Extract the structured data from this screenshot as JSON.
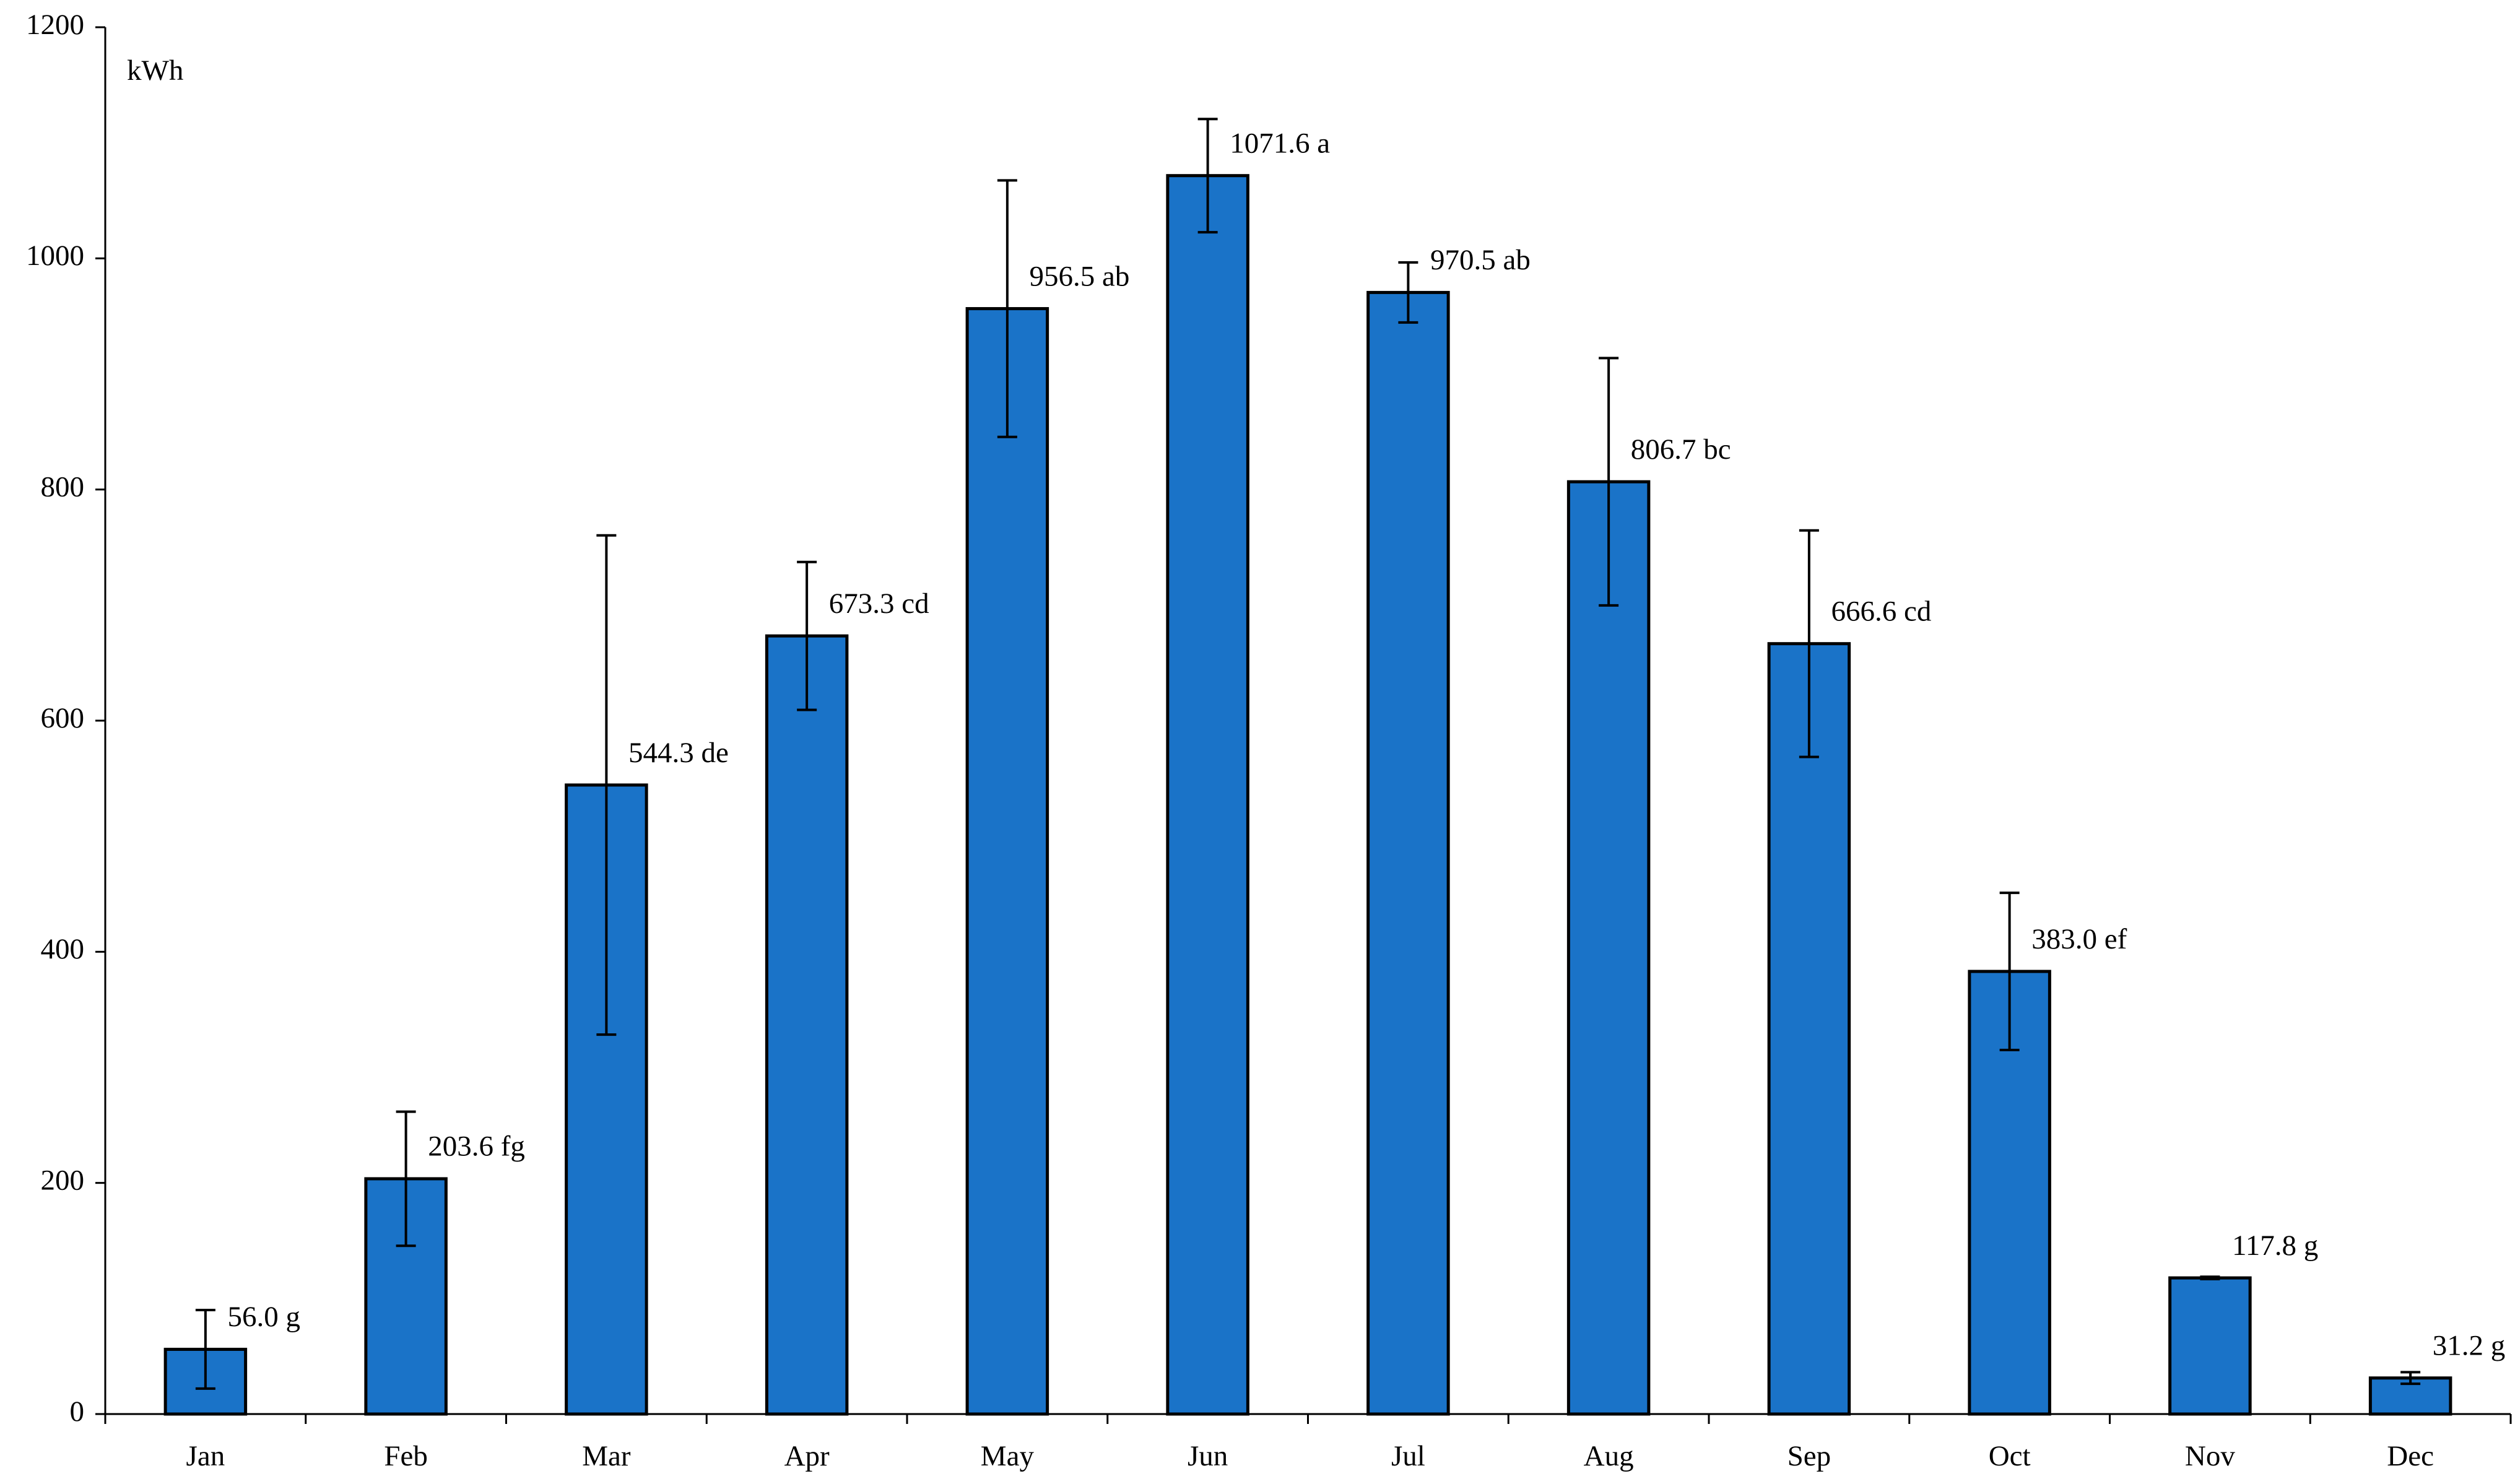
{
  "chart_data": {
    "type": "bar",
    "y_axis_label": "kWh",
    "categories": [
      "Jan",
      "Feb",
      "Mar",
      "Apr",
      "May",
      "Jun",
      "Jul",
      "Aug",
      "Sep",
      "Oct",
      "Nov",
      "Dec"
    ],
    "values": [
      56.0,
      203.6,
      544.3,
      673.3,
      956.5,
      1071.6,
      970.5,
      806.7,
      666.6,
      383.0,
      117.8,
      31.2
    ],
    "value_labels": [
      "56.0 g",
      "203.6 fg",
      "544.3 de",
      "673.3 cd",
      "956.5 ab",
      "1071.6 a",
      "970.5 ab",
      "806.7 bc",
      "666.6 cd",
      "383.0 ef",
      "117.8 g",
      "31.2 g"
    ],
    "errors": [
      34,
      58,
      216,
      64,
      111,
      49,
      26,
      107,
      98,
      68,
      1,
      5
    ],
    "color": "#1a73c8",
    "ylim": [
      0,
      1200
    ],
    "yticks": [
      0,
      200,
      400,
      600,
      800,
      1000,
      1200
    ],
    "grid": false
  }
}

# # #

(Work to do) Transcribe the records above exactly as they appear, leaving out any pictures.

(Written solution)
Extract the structured data from this screenshot as JSON.
{
  "chart_data": {
    "type": "bar",
    "y_axis_label": "kWh",
    "categories": [
      "Jan",
      "Feb",
      "Mar",
      "Apr",
      "May",
      "Jun",
      "Jul",
      "Aug",
      "Sep",
      "Oct",
      "Nov",
      "Dec"
    ],
    "values": [
      56.0,
      203.6,
      544.3,
      673.3,
      956.5,
      1071.6,
      970.5,
      806.7,
      666.6,
      383.0,
      117.8,
      31.2
    ],
    "value_labels": [
      "56.0 g",
      "203.6 fg",
      "544.3 de",
      "673.3 cd",
      "956.5 ab",
      "1071.6 a",
      "970.5 ab",
      "806.7 bc",
      "666.6 cd",
      "383.0 ef",
      "117.8 g",
      "31.2 g"
    ],
    "errors": [
      34,
      58,
      216,
      64,
      111,
      49,
      26,
      107,
      98,
      68,
      1,
      5
    ],
    "color": "#1a73c8",
    "ylim": [
      0,
      1200
    ],
    "yticks": [
      0,
      200,
      400,
      600,
      800,
      1000,
      1200
    ],
    "grid": false
  }
}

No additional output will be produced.